▸ Available records:

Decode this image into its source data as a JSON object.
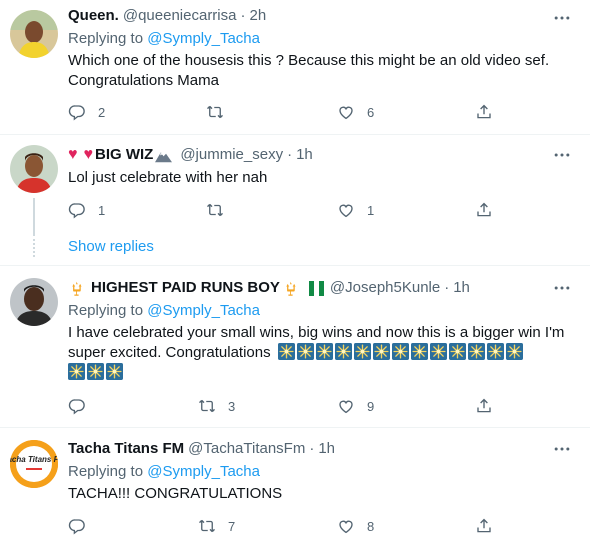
{
  "tweets": [
    {
      "name": "Queen.",
      "handle": "@queeniecarrisa",
      "time": "2h",
      "replying_label": "Replying to ",
      "replying_to": "@Symply_Tacha",
      "text_line1": "Which one of the housesis this ? Because this might be an old video sef.",
      "text_line2": "Congratulations Mama",
      "replies": "2",
      "retweets": "",
      "likes": "6"
    },
    {
      "name": "BIG WIZ",
      "handle": "@jummie_sexy",
      "time": "1h",
      "text": "Lol just celebrate with her nah",
      "replies": "1",
      "retweets": "",
      "likes": "1",
      "show_replies": "Show replies"
    },
    {
      "name": "HIGHEST PAID RUNS BOY",
      "handle": "@Joseph5Kunle",
      "time": "1h",
      "replying_label": "Replying to ",
      "replying_to": "@Symply_Tacha",
      "text_line1": "I have celebrated your small wins, big wins and now this is a bigger win I'm",
      "text_line2": "super excited. Congratulations",
      "replies": "",
      "retweets": "3",
      "likes": "9"
    },
    {
      "name": "Tacha Titans FM",
      "handle": "@TachaTitansFm",
      "time": "1h",
      "replying_label": "Replying to ",
      "replying_to": "@Symply_Tacha",
      "text": "TACHA!!! CONGRATULATIONS",
      "replies": "",
      "retweets": "7",
      "likes": "8",
      "avatar_text": "Tacha Titans FM"
    }
  ],
  "dot": "·",
  "colors": {
    "link": "#1d9bf0",
    "muted": "#536471",
    "text": "#0f1419"
  }
}
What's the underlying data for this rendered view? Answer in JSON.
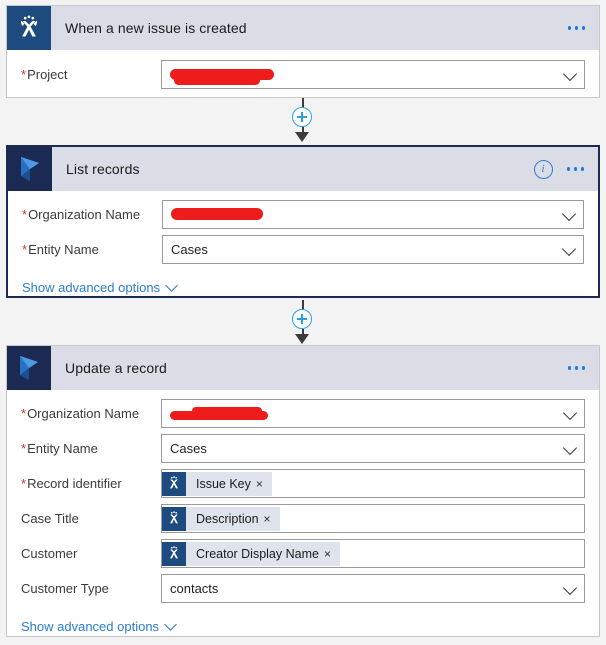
{
  "app": {
    "name": "Power Automate flow designer",
    "accent_blue": "#2b7cd3",
    "plus_blue": "#2b9fe8",
    "required_red": "#d13438",
    "jira_icon_bg": "#1e4b7f",
    "d365_icon_bg": "#1b2a52",
    "header_bg": "#dadde5",
    "selected_border": "#1f2a54",
    "redaction_color": "#ef1c1c"
  },
  "cards": [
    {
      "id": "trigger",
      "title": "When a new issue is created",
      "icon": "jira-icon",
      "selected": false,
      "has_info": false,
      "menu_label": "...",
      "fields": [
        {
          "label": "Project",
          "required": true,
          "type": "dropdown",
          "value": "",
          "redacted": true
        }
      ],
      "advanced": null
    },
    {
      "id": "list-records",
      "title": "List records",
      "icon": "dynamics365-icon",
      "selected": true,
      "has_info": true,
      "info_label": "i",
      "menu_label": "...",
      "fields": [
        {
          "label": "Organization Name",
          "required": true,
          "type": "dropdown",
          "value": "",
          "redacted": true
        },
        {
          "label": "Entity Name",
          "required": true,
          "type": "dropdown",
          "value": "Cases",
          "redacted": false
        }
      ],
      "advanced": "Show advanced options"
    },
    {
      "id": "update-record",
      "title": "Update a record",
      "icon": "dynamics365-icon",
      "selected": false,
      "has_info": false,
      "menu_label": "...",
      "fields": [
        {
          "label": "Organization Name",
          "required": true,
          "type": "dropdown",
          "value": "",
          "redacted": true
        },
        {
          "label": "Entity Name",
          "required": true,
          "type": "dropdown",
          "value": "Cases",
          "redacted": false
        },
        {
          "label": "Record identifier",
          "required": true,
          "type": "token",
          "token": {
            "text": "Issue Key",
            "icon": "jira-icon",
            "remove": "×"
          }
        },
        {
          "label": "Case Title",
          "required": false,
          "type": "token",
          "token": {
            "text": "Description",
            "icon": "jira-icon",
            "remove": "×"
          }
        },
        {
          "label": "Customer",
          "required": false,
          "type": "token",
          "token": {
            "text": "Creator Display Name",
            "icon": "jira-icon",
            "remove": "×"
          }
        },
        {
          "label": "Customer Type",
          "required": false,
          "type": "dropdown",
          "value": "contacts",
          "redacted": false
        }
      ],
      "advanced": "Show advanced options"
    }
  ],
  "connectors": [
    {
      "id": "connector-1",
      "action": "insert-step"
    },
    {
      "id": "connector-2",
      "action": "insert-step"
    }
  ]
}
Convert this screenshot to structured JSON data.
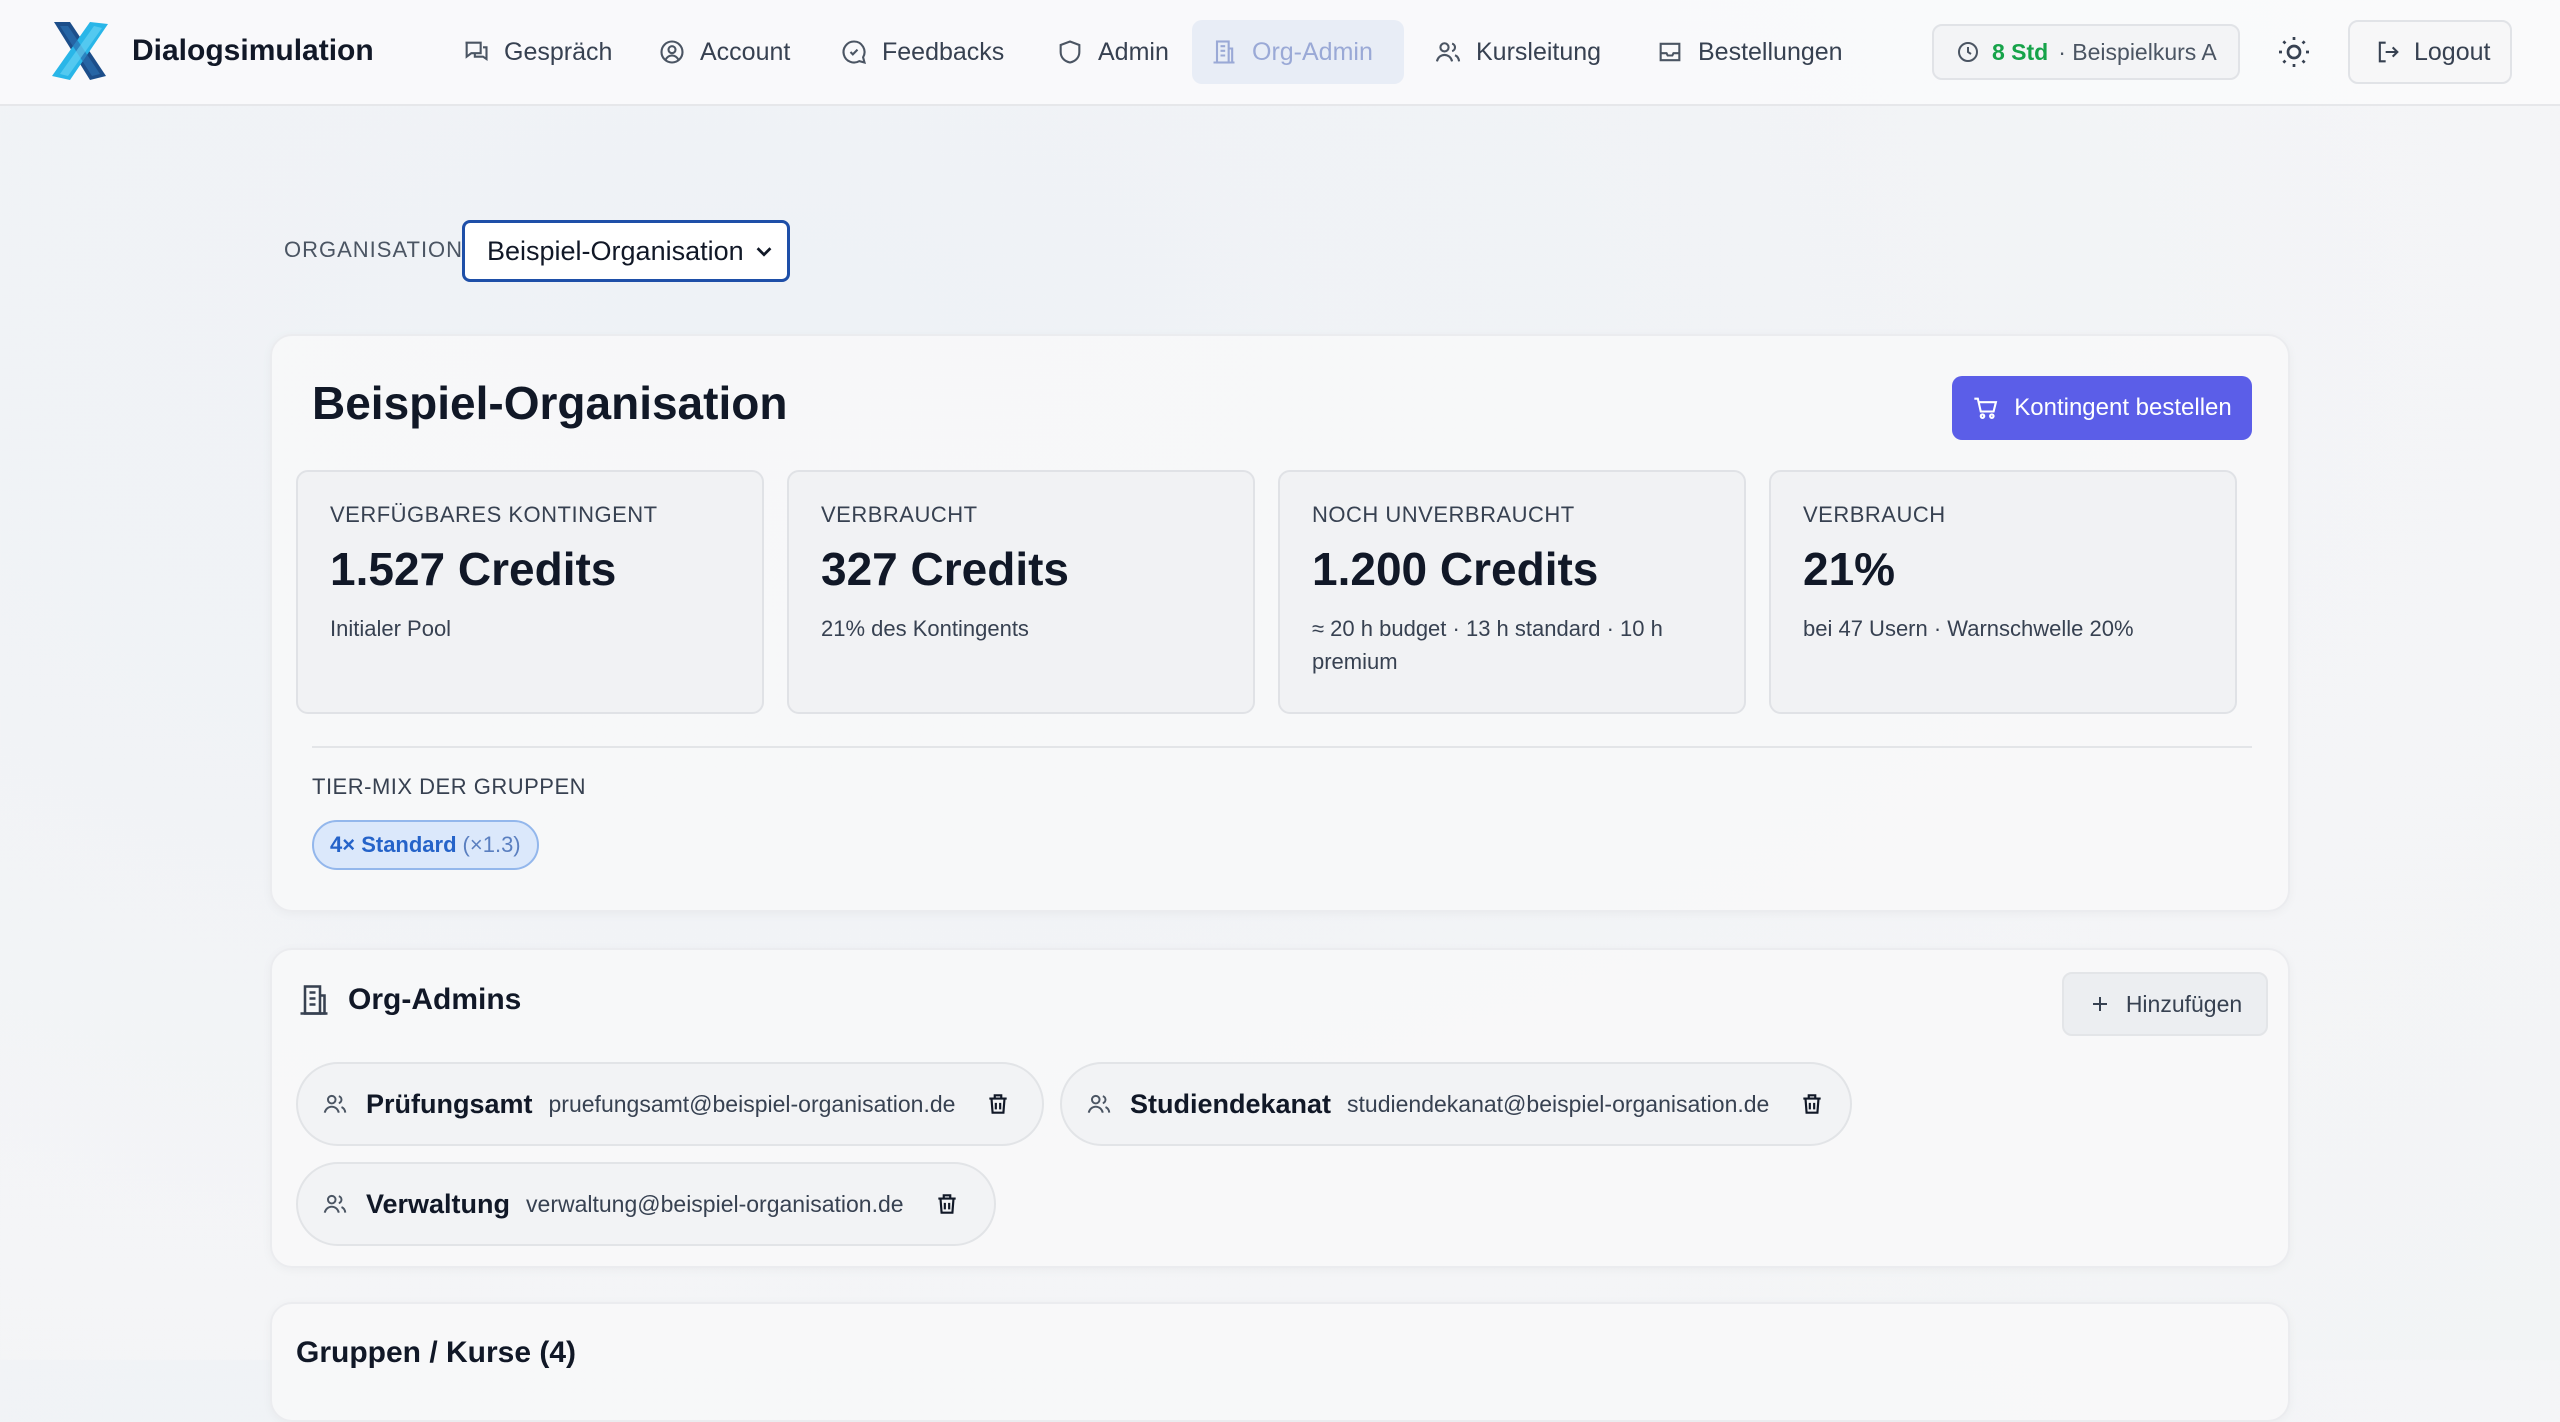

▸ Directive:
Transcribe the complete set of entries verbatim. No pictures belong in the copy.

▸ Exercise answer:
Decode this image into its source data as a JSON object.
{
  "tweets": [
    {
      "name": "Queen.",
      "handle": "@queeniecarrisa",
      "time": "2h",
      "replying_label": "Replying to ",
      "replying_to": "@Symply_Tacha",
      "text_line1": "Which one of the housesis this ? Because this might be an old video sef.",
      "text_line2": "Congratulations Mama",
      "replies": "2",
      "retweets": "",
      "likes": "6"
    },
    {
      "name": "BIG WIZ",
      "handle": "@jummie_sexy",
      "time": "1h",
      "text": "Lol just celebrate with her nah",
      "replies": "1",
      "retweets": "",
      "likes": "1",
      "show_replies": "Show replies"
    },
    {
      "name": "HIGHEST PAID RUNS BOY",
      "handle": "@Joseph5Kunle",
      "time": "1h",
      "replying_label": "Replying to ",
      "replying_to": "@Symply_Tacha",
      "text_line1": "I have celebrated your small wins, big wins and now this is a bigger win I'm",
      "text_line2": "super excited. Congratulations",
      "replies": "",
      "retweets": "3",
      "likes": "9"
    },
    {
      "name": "Tacha Titans FM",
      "handle": "@TachaTitansFm",
      "time": "1h",
      "replying_label": "Replying to ",
      "replying_to": "@Symply_Tacha",
      "text": "TACHA!!! CONGRATULATIONS",
      "replies": "",
      "retweets": "7",
      "likes": "8",
      "avatar_text": "Tacha Titans FM"
    }
  ],
  "dot": "·",
  "colors": {
    "link": "#1d9bf0",
    "muted": "#536471",
    "text": "#0f1419"
  }
}
What's the underlying data for this rendered view? Answer in JSON.
{
  "app": {
    "name": "Power Automate flow designer",
    "accent_blue": "#2b7cd3",
    "plus_blue": "#2b9fe8",
    "required_red": "#d13438",
    "jira_icon_bg": "#1e4b7f",
    "d365_icon_bg": "#1b2a52",
    "header_bg": "#dadde5",
    "selected_border": "#1f2a54",
    "redaction_color": "#ef1c1c"
  },
  "cards": [
    {
      "id": "trigger",
      "title": "When a new issue is created",
      "icon": "jira-icon",
      "selected": false,
      "has_info": false,
      "menu_label": "...",
      "fields": [
        {
          "label": "Project",
          "required": true,
          "type": "dropdown",
          "value": "",
          "redacted": true
        }
      ],
      "advanced": null
    },
    {
      "id": "list-records",
      "title": "List records",
      "icon": "dynamics365-icon",
      "selected": true,
      "has_info": true,
      "info_label": "i",
      "menu_label": "...",
      "fields": [
        {
          "label": "Organization Name",
          "required": true,
          "type": "dropdown",
          "value": "",
          "redacted": true
        },
        {
          "label": "Entity Name",
          "required": true,
          "type": "dropdown",
          "value": "Cases",
          "redacted": false
        }
      ],
      "advanced": "Show advanced options"
    },
    {
      "id": "update-record",
      "title": "Update a record",
      "icon": "dynamics365-icon",
      "selected": false,
      "has_info": false,
      "menu_label": "...",
      "fields": [
        {
          "label": "Organization Name",
          "required": true,
          "type": "dropdown",
          "value": "",
          "redacted": true
        },
        {
          "label": "Entity Name",
          "required": true,
          "type": "dropdown",
          "value": "Cases",
          "redacted": false
        },
        {
          "label": "Record identifier",
          "required": true,
          "type": "token",
          "token": {
            "text": "Issue Key",
            "icon": "jira-icon",
            "remove": "×"
          }
        },
        {
          "label": "Case Title",
          "required": false,
          "type": "token",
          "token": {
            "text": "Description",
            "icon": "jira-icon",
            "remove": "×"
          }
        },
        {
          "label": "Customer",
          "required": false,
          "type": "token",
          "token": {
            "text": "Creator Display Name",
            "icon": "jira-icon",
            "remove": "×"
          }
        },
        {
          "label": "Customer Type",
          "required": false,
          "type": "dropdown",
          "value": "contacts",
          "redacted": false
        }
      ],
      "advanced": "Show advanced options"
    }
  ],
  "connectors": [
    {
      "id": "connector-1",
      "action": "insert-step"
    },
    {
      "id": "connector-2",
      "action": "insert-step"
    }
  ]
}
Convert this screenshot to structured JSON data.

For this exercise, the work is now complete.